- _WORK TO COMPLETE_
Print the entire listing. Each line must match the original exactly.
[START MATERIAL FOR THIS EXERCISE]
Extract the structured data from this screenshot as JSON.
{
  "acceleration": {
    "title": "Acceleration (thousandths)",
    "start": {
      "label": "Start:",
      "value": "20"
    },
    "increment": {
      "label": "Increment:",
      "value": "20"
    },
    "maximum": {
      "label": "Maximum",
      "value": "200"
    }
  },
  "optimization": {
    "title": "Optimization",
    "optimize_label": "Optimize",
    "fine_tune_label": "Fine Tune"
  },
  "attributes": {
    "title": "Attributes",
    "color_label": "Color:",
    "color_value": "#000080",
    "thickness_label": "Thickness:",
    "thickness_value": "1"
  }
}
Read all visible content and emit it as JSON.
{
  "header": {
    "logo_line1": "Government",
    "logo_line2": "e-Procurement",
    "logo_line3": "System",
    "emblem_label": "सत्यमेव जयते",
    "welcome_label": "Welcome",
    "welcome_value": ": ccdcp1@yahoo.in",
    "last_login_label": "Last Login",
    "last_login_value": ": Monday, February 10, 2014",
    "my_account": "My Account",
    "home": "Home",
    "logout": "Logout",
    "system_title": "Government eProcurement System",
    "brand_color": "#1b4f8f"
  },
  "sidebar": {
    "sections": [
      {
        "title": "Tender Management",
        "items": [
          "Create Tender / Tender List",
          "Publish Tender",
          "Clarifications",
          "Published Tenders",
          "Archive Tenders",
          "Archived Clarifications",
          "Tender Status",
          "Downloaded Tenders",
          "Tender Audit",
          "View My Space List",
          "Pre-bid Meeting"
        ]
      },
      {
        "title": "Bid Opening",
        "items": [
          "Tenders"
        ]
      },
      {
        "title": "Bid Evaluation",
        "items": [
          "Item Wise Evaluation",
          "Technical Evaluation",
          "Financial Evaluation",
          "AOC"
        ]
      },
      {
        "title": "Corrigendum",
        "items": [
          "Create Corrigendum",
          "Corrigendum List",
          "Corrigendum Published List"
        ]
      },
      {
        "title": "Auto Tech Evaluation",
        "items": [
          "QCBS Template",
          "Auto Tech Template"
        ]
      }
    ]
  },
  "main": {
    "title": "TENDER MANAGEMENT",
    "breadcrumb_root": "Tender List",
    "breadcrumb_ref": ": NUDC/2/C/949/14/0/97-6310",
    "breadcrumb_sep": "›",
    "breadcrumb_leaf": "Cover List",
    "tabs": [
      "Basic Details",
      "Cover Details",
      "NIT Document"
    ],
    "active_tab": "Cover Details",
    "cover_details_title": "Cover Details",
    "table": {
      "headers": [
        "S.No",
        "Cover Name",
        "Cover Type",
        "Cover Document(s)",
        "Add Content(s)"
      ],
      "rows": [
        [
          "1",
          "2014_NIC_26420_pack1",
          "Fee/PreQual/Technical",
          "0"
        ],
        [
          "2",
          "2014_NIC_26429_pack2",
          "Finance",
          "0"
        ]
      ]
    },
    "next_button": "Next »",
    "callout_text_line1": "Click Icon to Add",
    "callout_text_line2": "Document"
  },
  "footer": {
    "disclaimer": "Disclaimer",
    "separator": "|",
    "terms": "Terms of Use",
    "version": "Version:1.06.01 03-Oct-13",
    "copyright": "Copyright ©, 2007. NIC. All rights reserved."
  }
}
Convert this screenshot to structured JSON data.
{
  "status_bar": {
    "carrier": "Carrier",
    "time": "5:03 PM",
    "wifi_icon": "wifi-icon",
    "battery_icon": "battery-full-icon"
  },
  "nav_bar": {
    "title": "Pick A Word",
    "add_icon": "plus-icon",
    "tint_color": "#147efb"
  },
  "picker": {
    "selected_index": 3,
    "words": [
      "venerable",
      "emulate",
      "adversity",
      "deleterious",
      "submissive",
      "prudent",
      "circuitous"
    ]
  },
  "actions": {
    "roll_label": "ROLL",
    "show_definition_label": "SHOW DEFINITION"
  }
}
[END MATERIAL FOR THIS EXERCISE]
- _TASK ANSWER_
Extract the structured data from this screenshot as JSON.
{
  "acceleration": {
    "title": "Acceleration (thousandths)",
    "start": {
      "label": "Start:",
      "value": "20"
    },
    "increment": {
      "label": "Increment:",
      "value": "20"
    },
    "maximum": {
      "label": "Maximum",
      "value": "200"
    }
  },
  "optimization": {
    "title": "Optimization",
    "optimize_label": "Optimize",
    "fine_tune_label": "Fine Tune"
  },
  "attributes": {
    "title": "Attributes",
    "color_label": "Color:",
    "color_value": "#000080",
    "thickness_label": "Thickness:",
    "thickness_value": "1"
  }
}
Read all visible content and emit it as JSON.
{
  "header": {
    "logo_line1": "Government",
    "logo_line2": "e-Procurement",
    "logo_line3": "System",
    "emblem_label": "सत्यमेव जयते",
    "welcome_label": "Welcome",
    "welcome_value": ": ccdcp1@yahoo.in",
    "last_login_label": "Last Login",
    "last_login_value": ": Monday, February 10, 2014",
    "my_account": "My Account",
    "home": "Home",
    "logout": "Logout",
    "system_title": "Government eProcurement System",
    "brand_color": "#1b4f8f"
  },
  "sidebar": {
    "sections": [
      {
        "title": "Tender Management",
        "items": [
          "Create Tender / Tender List",
          "Publish Tender",
          "Clarifications",
          "Published Tenders",
          "Archive Tenders",
          "Archived Clarifications",
          "Tender Status",
          "Downloaded Tenders",
          "Tender Audit",
          "View My Space List",
          "Pre-bid Meeting"
        ]
      },
      {
        "title": "Bid Opening",
        "items": [
          "Tenders"
        ]
      },
      {
        "title": "Bid Evaluation",
        "items": [
          "Item Wise Evaluation",
          "Technical Evaluation",
          "Financial Evaluation",
          "AOC"
        ]
      },
      {
        "title": "Corrigendum",
        "items": [
          "Create Corrigendum",
          "Corrigendum List",
          "Corrigendum Published List"
        ]
      },
      {
        "title": "Auto Tech Evaluation",
        "items": [
          "QCBS Template",
          "Auto Tech Template"
        ]
      }
    ]
  },
  "main": {
    "title": "TENDER MANAGEMENT",
    "breadcrumb_root": "Tender List",
    "breadcrumb_ref": ": NUDC/2/C/949/14/0/97-6310",
    "breadcrumb_sep": "›",
    "breadcrumb_leaf": "Cover List",
    "tabs": [
      "Basic Details",
      "Cover Details",
      "NIT Document"
    ],
    "active_tab": "Cover Details",
    "cover_details_title": "Cover Details",
    "table": {
      "headers": [
        "S.No",
        "Cover Name",
        "Cover Type",
        "Cover Document(s)",
        "Add Content(s)"
      ],
      "rows": [
        [
          "1",
          "2014_NIC_26420_pack1",
          "Fee/PreQual/Technical",
          "0"
        ],
        [
          "2",
          "2014_NIC_26429_pack2",
          "Finance",
          "0"
        ]
      ]
    },
    "next_button": "Next »",
    "callout_text_line1": "Click Icon to Add",
    "callout_text_line2": "Document"
  },
  "footer": {
    "disclaimer": "Disclaimer",
    "separator": "|",
    "terms": "Terms of Use",
    "version": "Version:1.06.01 03-Oct-13",
    "copyright": "Copyright ©, 2007. NIC. All rights reserved."
  }
}
Convert this screenshot to structured JSON data.
{
  "status_bar": {
    "carrier": "Carrier",
    "time": "5:03 PM",
    "wifi_icon": "wifi-icon",
    "battery_icon": "battery-full-icon"
  },
  "nav_bar": {
    "title": "Pick A Word",
    "add_icon": "plus-icon",
    "tint_color": "#147efb"
  },
  "picker": {
    "selected_index": 3,
    "words": [
      "venerable",
      "emulate",
      "adversity",
      "deleterious",
      "submissive",
      "prudent",
      "circuitous"
    ]
  },
  "actions": {
    "roll_label": "ROLL",
    "show_definition_label": "SHOW DEFINITION"
  }
}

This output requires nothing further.